#### Supplied information
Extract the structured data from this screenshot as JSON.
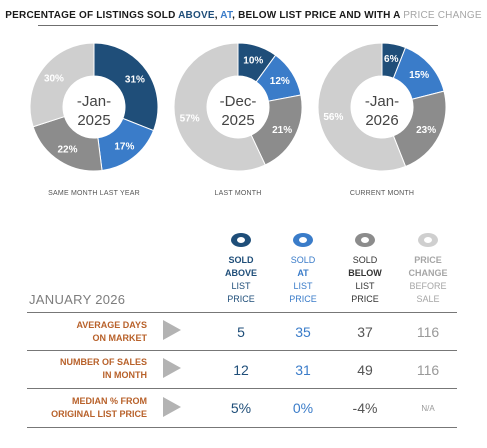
{
  "header": {
    "prefix": "PERCENTAGE OF LISTINGS SOLD ",
    "above": "ABOVE",
    "sep1": ", ",
    "at": "AT",
    "sep2": ", ",
    "below": "BELOW LIST PRICE AND WITH A ",
    "change": "PRICE CHANGE"
  },
  "colors": {
    "above": "#1f4e79",
    "at": "#3a7cc9",
    "below": "#8c8c8c",
    "change": "#cfcfcf",
    "label_dark": "#1f4e79",
    "label_light": "#ffffff",
    "row_label": "#b8612a"
  },
  "chart_data": [
    {
      "type": "pie",
      "donut": true,
      "center_month": "-Jan-",
      "center_year": "2025",
      "caption": "SAME MONTH LAST YEAR",
      "slices": [
        {
          "name": "Sold Above",
          "value": 31,
          "label": "31%"
        },
        {
          "name": "Sold At",
          "value": 17,
          "label": "17%"
        },
        {
          "name": "Sold Below",
          "value": 22,
          "label": "22%"
        },
        {
          "name": "Price Change",
          "value": 30,
          "label": "30%"
        }
      ]
    },
    {
      "type": "pie",
      "donut": true,
      "center_month": "-Dec-",
      "center_year": "2025",
      "caption": "LAST MONTH",
      "slices": [
        {
          "name": "Sold Above",
          "value": 10,
          "label": "10%"
        },
        {
          "name": "Sold At",
          "value": 12,
          "label": "12%"
        },
        {
          "name": "Sold Below",
          "value": 21,
          "label": "21%"
        },
        {
          "name": "Price Change",
          "value": 57,
          "label": "57%"
        }
      ]
    },
    {
      "type": "pie",
      "donut": true,
      "center_month": "-Jan-",
      "center_year": "2026",
      "caption": "CURRENT MONTH",
      "slices": [
        {
          "name": "Sold Above",
          "value": 6,
          "label": "6%"
        },
        {
          "name": "Sold At",
          "value": 15,
          "label": "15%"
        },
        {
          "name": "Sold Below",
          "value": 23,
          "label": "23%"
        },
        {
          "name": "Price Change",
          "value": 56,
          "label": "56%"
        }
      ]
    }
  ],
  "legend": [
    {
      "line1": "SOLD",
      "line2": "ABOVE",
      "line3": "LIST",
      "line4": "PRICE",
      "color": "#1f4e79",
      "text_color": "#1f4e79"
    },
    {
      "line1": "SOLD",
      "line2": "AT",
      "line3": "LIST",
      "line4": "PRICE",
      "color": "#3a7cc9",
      "text_color": "#3a7cc9"
    },
    {
      "line1": "SOLD",
      "line2": "BELOW",
      "line3": "LIST",
      "line4": "PRICE",
      "color": "#8c8c8c",
      "text_color": "#333333"
    },
    {
      "line1": "PRICE",
      "line2": "CHANGE",
      "line3": "BEFORE",
      "line4": "SALE",
      "color": "#cfcfcf",
      "text_color": "#a6a6a6"
    }
  ],
  "table": {
    "title": "JANUARY 2026",
    "rows": [
      {
        "label1": "AVERAGE DAYS",
        "label2": "ON MARKET",
        "values": [
          "5",
          "35",
          "37",
          "116"
        ]
      },
      {
        "label1": "NUMBER OF SALES",
        "label2": "IN MONTH",
        "values": [
          "12",
          "31",
          "49",
          "116"
        ]
      },
      {
        "label1": "MEDIAN % FROM",
        "label2": "ORIGINAL LIST PRICE",
        "values": [
          "5%",
          "0%",
          "-4%",
          "N/A"
        ]
      }
    ]
  }
}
########
Task statement: Reproduce every entry word for word, but omit the pictures.

Finished exercise:
Extract the structured data from this screenshot as JSON.
{
  "header": {
    "prefix": "PERCENTAGE OF LISTINGS SOLD ",
    "above": "ABOVE",
    "sep1": ", ",
    "at": "AT",
    "sep2": ", ",
    "below": "BELOW LIST PRICE AND WITH A ",
    "change": "PRICE CHANGE"
  },
  "colors": {
    "above": "#1f4e79",
    "at": "#3a7cc9",
    "below": "#8c8c8c",
    "change": "#cfcfcf",
    "label_dark": "#1f4e79",
    "label_light": "#ffffff",
    "row_label": "#b8612a"
  },
  "chart_data": [
    {
      "type": "pie",
      "donut": true,
      "center_month": "-Jan-",
      "center_year": "2025",
      "caption": "SAME MONTH LAST YEAR",
      "slices": [
        {
          "name": "Sold Above",
          "value": 31,
          "label": "31%"
        },
        {
          "name": "Sold At",
          "value": 17,
          "label": "17%"
        },
        {
          "name": "Sold Below",
          "value": 22,
          "label": "22%"
        },
        {
          "name": "Price Change",
          "value": 30,
          "label": "30%"
        }
      ]
    },
    {
      "type": "pie",
      "donut": true,
      "center_month": "-Dec-",
      "center_year": "2025",
      "caption": "LAST MONTH",
      "slices": [
        {
          "name": "Sold Above",
          "value": 10,
          "label": "10%"
        },
        {
          "name": "Sold At",
          "value": 12,
          "label": "12%"
        },
        {
          "name": "Sold Below",
          "value": 21,
          "label": "21%"
        },
        {
          "name": "Price Change",
          "value": 57,
          "label": "57%"
        }
      ]
    },
    {
      "type": "pie",
      "donut": true,
      "center_month": "-Jan-",
      "center_year": "2026",
      "caption": "CURRENT MONTH",
      "slices": [
        {
          "name": "Sold Above",
          "value": 6,
          "label": "6%"
        },
        {
          "name": "Sold At",
          "value": 15,
          "label": "15%"
        },
        {
          "name": "Sold Below",
          "value": 23,
          "label": "23%"
        },
        {
          "name": "Price Change",
          "value": 56,
          "label": "56%"
        }
      ]
    }
  ],
  "legend": [
    {
      "line1": "SOLD",
      "line2": "ABOVE",
      "line3": "LIST",
      "line4": "PRICE",
      "color": "#1f4e79",
      "text_color": "#1f4e79"
    },
    {
      "line1": "SOLD",
      "line2": "AT",
      "line3": "LIST",
      "line4": "PRICE",
      "color": "#3a7cc9",
      "text_color": "#3a7cc9"
    },
    {
      "line1": "SOLD",
      "line2": "BELOW",
      "line3": "LIST",
      "line4": "PRICE",
      "color": "#8c8c8c",
      "text_color": "#333333"
    },
    {
      "line1": "PRICE",
      "line2": "CHANGE",
      "line3": "BEFORE",
      "line4": "SALE",
      "color": "#cfcfcf",
      "text_color": "#a6a6a6"
    }
  ],
  "table": {
    "title": "JANUARY 2026",
    "rows": [
      {
        "label1": "AVERAGE DAYS",
        "label2": "ON MARKET",
        "values": [
          "5",
          "35",
          "37",
          "116"
        ]
      },
      {
        "label1": "NUMBER OF SALES",
        "label2": "IN MONTH",
        "values": [
          "12",
          "31",
          "49",
          "116"
        ]
      },
      {
        "label1": "MEDIAN % FROM",
        "label2": "ORIGINAL LIST PRICE",
        "values": [
          "5%",
          "0%",
          "-4%",
          "N/A"
        ]
      }
    ]
  }
}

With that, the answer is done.